• [Task details]: How many lines of these entries include the string "diagram"? State the number alone.

Saved data entries
[START]

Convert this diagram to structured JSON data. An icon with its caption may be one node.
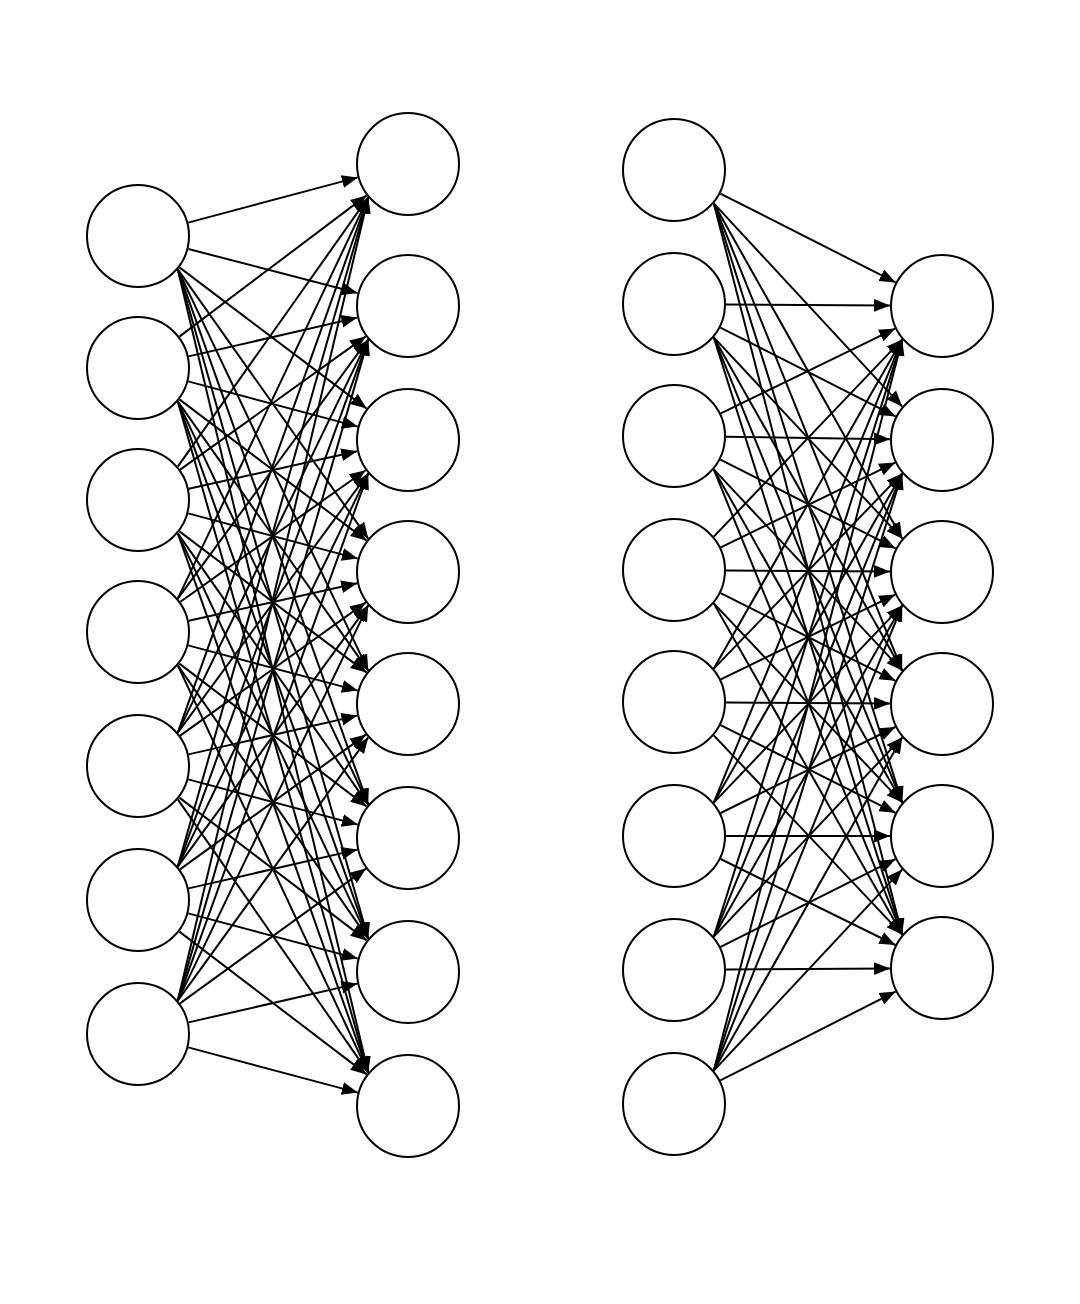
{
  "diagram": {
    "nodes": [
      {
        "text": [],
        "shape": "circle"
      },
      {
        "text": [],
        "shape": "circle"
      },
      {
        "text": [],
        "shape": "circle"
      },
      {
        "text": [],
        "shape": "circle"
      },
      {
        "text": [],
        "shape": "circle"
      },
      {
        "text": [],
        "shape": "circle"
      },
      {
        "text": [],
        "shape": "circle"
      },
      {
        "text": [],
        "shape": "circle"
      },
      {
        "text": [],
        "shape": "circle"
      },
      {
        "text": [],
        "shape": "circle"
      },
      {
        "text": [],
        "shape": "circle"
      },
      {
        "text": [],
        "shape": "circle"
      },
      {
        "text": [],
        "shape": "circle"
      },
      {
        "text": [],
        "shape": "circle"
      },
      {
        "text": [],
        "shape": "circle"
      },
      {
        "text": [],
        "shape": "circle"
      },
      {
        "text": [],
        "shape": "circle"
      },
      {
        "text": [],
        "shape": "circle"
      },
      {
        "text": [],
        "shape": "circle"
      },
      {
        "text": [],
        "shape": "circle"
      },
      {
        "text": [],
        "shape": "circle"
      },
      {
        "text": [],
        "shape": "circle"
      },
      {
        "text": [],
        "shape": "circle"
      },
      {
        "text": [],
        "shape": "circle"
      },
      {
        "text": [],
        "shape": "circle"
      },
      {
        "text": [],
        "shape": "circle"
      },
      {
        "text": [],
        "shape": "circle"
      },
      {
        "text": [],
        "shape": "circle"
      },
      {
        "text": [],
        "shape": "circle"
      }
    ],
    "edges": [
      {
        "from": 0,
        "to": 7,
        "arrow": "to"
      },
      {
        "from": 0,
        "to": 8,
        "arrow": "to"
      },
      {
        "from": 0,
        "to": 9,
        "arrow": "to"
      },
      {
        "from": 0,
        "to": 10,
        "arrow": "to"
      },
      {
        "from": 0,
        "to": 11,
        "arrow": "to"
      },
      {
        "from": 0,
        "to": 12,
        "arrow": "to"
      },
      {
        "from": 0,
        "to": 13,
        "arrow": "to"
      },
      {
        "from": 0,
        "to": 14,
        "arrow": "to"
      },
      {
        "from": 1,
        "to": 7,
        "arrow": "to"
      },
      {
        "from": 1,
        "to": 8,
        "arrow": "to"
      },
      {
        "from": 1,
        "to": 9,
        "arrow": "to"
      },
      {
        "from": 1,
        "to": 10,
        "arrow": "to"
      },
      {
        "from": 1,
        "to": 11,
        "arrow": "to"
      },
      {
        "from": 1,
        "to": 12,
        "arrow": "to"
      },
      {
        "from": 1,
        "to": 13,
        "arrow": "to"
      },
      {
        "from": 1,
        "to": 14,
        "arrow": "to"
      },
      {
        "from": 2,
        "to": 7,
        "arrow": "to"
      },
      {
        "from": 2,
        "to": 8,
        "arrow": "to"
      },
      {
        "from": 2,
        "to": 9,
        "arrow": "to"
      },
      {
        "from": 2,
        "to": 10,
        "arrow": "to"
      },
      {
        "from": 2,
        "to": 11,
        "arrow": "to"
      },
      {
        "from": 2,
        "to": 12,
        "arrow": "to"
      },
      {
        "from": 2,
        "to": 13,
        "arrow": "to"
      },
      {
        "from": 2,
        "to": 14,
        "arrow": "to"
      },
      {
        "from": 3,
        "to": 7,
        "arrow": "to"
      },
      {
        "from": 3,
        "to": 8,
        "arrow": "to"
      },
      {
        "from": 3,
        "to": 9,
        "arrow": "to"
      },
      {
        "from": 3,
        "to": 10,
        "arrow": "to"
      },
      {
        "from": 3,
        "to": 11,
        "arrow": "to"
      },
      {
        "from": 3,
        "to": 12,
        "arrow": "to"
      },
      {
        "from": 3,
        "to": 13,
        "arrow": "to"
      },
      {
        "from": 3,
        "to": 14,
        "arrow": "to"
      },
      {
        "from": 4,
        "to": 7,
        "arrow": "to"
      },
      {
        "from": 4,
        "to": 8,
        "arrow": "to"
      },
      {
        "from": 4,
        "to": 9,
        "arrow": "to"
      },
      {
        "from": 4,
        "to": 10,
        "arrow": "to"
      },
      {
        "from": 4,
        "to": 11,
        "arrow": "to"
      },
      {
        "from": 4,
        "to": 12,
        "arrow": "to"
      },
      {
        "from": 4,
        "to": 13,
        "arrow": "to"
      },
      {
        "from": 4,
        "to": 14,
        "arrow": "to"
      },
      {
        "from": 5,
        "to": 7,
        "arrow": "to"
      },
      {
        "from": 5,
        "to": 8,
        "arrow": "to"
      },
      {
        "from": 5,
        "to": 9,
        "arrow": "to"
      },
      {
        "from": 5,
        "to": 10,
        "arrow": "to"
      },
      {
        "from": 5,
        "to": 11,
        "arrow": "to"
      },
      {
        "from": 5,
        "to": 12,
        "arrow": "to"
      },
      {
        "from": 5,
        "to": 13,
        "arrow": "to"
      },
      {
        "from": 5,
        "to": 14,
        "arrow": "to"
      },
      {
        "from": 6,
        "to": 7,
        "arrow": "to"
      },
      {
        "from": 6,
        "to": 8,
        "arrow": "to"
      },
      {
        "from": 6,
        "to": 9,
        "arrow": "to"
      },
      {
        "from": 6,
        "to": 10,
        "arrow": "to"
      },
      {
        "from": 6,
        "to": 11,
        "arrow": "to"
      },
      {
        "from": 6,
        "to": 12,
        "arrow": "to"
      },
      {
        "from": 6,
        "to": 13,
        "arrow": "to"
      },
      {
        "from": 6,
        "to": 14,
        "arrow": "to"
      },
      {
        "from": 15,
        "to": 23,
        "arrow": "to"
      },
      {
        "from": 15,
        "to": 24,
        "arrow": "to"
      },
      {
        "from": 15,
        "to": 25,
        "arrow": "to"
      },
      {
        "from": 15,
        "to": 26,
        "arrow": "to"
      },
      {
        "from": 15,
        "to": 27,
        "arrow": "to"
      },
      {
        "from": 15,
        "to": 28,
        "arrow": "to"
      },
      {
        "from": 16,
        "to": 23,
        "arrow": "to"
      },
      {
        "from": 16,
        "to": 24,
        "arrow": "to"
      },
      {
        "from": 16,
        "to": 25,
        "arrow": "to"
      },
      {
        "from": 16,
        "to": 26,
        "arrow": "to"
      },
      {
        "from": 16,
        "to": 27,
        "arrow": "to"
      },
      {
        "from": 16,
        "to": 28,
        "arrow": "to"
      },
      {
        "from": 17,
        "to": 23,
        "arrow": "to"
      },
      {
        "from": 17,
        "to": 24,
        "arrow": "to"
      },
      {
        "from": 17,
        "to": 25,
        "arrow": "to"
      },
      {
        "from": 17,
        "to": 26,
        "arrow": "to"
      },
      {
        "from": 17,
        "to": 27,
        "arrow": "to"
      },
      {
        "from": 17,
        "to": 28,
        "arrow": "to"
      },
      {
        "from": 18,
        "to": 23,
        "arrow": "to"
      },
      {
        "from": 18,
        "to": 24,
        "arrow": "to"
      },
      {
        "from": 18,
        "to": 25,
        "arrow": "to"
      },
      {
        "from": 18,
        "to": 26,
        "arrow": "to"
      },
      {
        "from": 18,
        "to": 27,
        "arrow": "to"
      },
      {
        "from": 18,
        "to": 28,
        "arrow": "to"
      },
      {
        "from": 19,
        "to": 23,
        "arrow": "to"
      },
      {
        "from": 19,
        "to": 24,
        "arrow": "to"
      },
      {
        "from": 19,
        "to": 25,
        "arrow": "to"
      },
      {
        "from": 19,
        "to": 26,
        "arrow": "to"
      },
      {
        "from": 19,
        "to": 27,
        "arrow": "to"
      },
      {
        "from": 19,
        "to": 28,
        "arrow": "to"
      },
      {
        "from": 20,
        "to": 23,
        "arrow": "to"
      },
      {
        "from": 20,
        "to": 24,
        "arrow": "to"
      },
      {
        "from": 20,
        "to": 25,
        "arrow": "to"
      },
      {
        "from": 20,
        "to": 26,
        "arrow": "to"
      },
      {
        "from": 20,
        "to": 27,
        "arrow": "to"
      },
      {
        "from": 20,
        "to": 28,
        "arrow": "to"
      },
      {
        "from": 21,
        "to": 23,
        "arrow": "to"
      },
      {
        "from": 21,
        "to": 24,
        "arrow": "to"
      },
      {
        "from": 21,
        "to": 25,
        "arrow": "to"
      },
      {
        "from": 21,
        "to": 26,
        "arrow": "to"
      },
      {
        "from": 21,
        "to": 27,
        "arrow": "to"
      },
      {
        "from": 21,
        "to": 28,
        "arrow": "to"
      },
      {
        "from": 22,
        "to": 23,
        "arrow": "to"
      },
      {
        "from": 22,
        "to": 24,
        "arrow": "to"
      },
      {
        "from": 22,
        "to": 25,
        "arrow": "to"
      },
      {
        "from": 22,
        "to": 26,
        "arrow": "to"
      },
      {
        "from": 22,
        "to": 27,
        "arrow": "to"
      },
      {
        "from": 22,
        "to": 28,
        "arrow": "to"
      }
    ]
  }
}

[END]

• [Written answer]: 2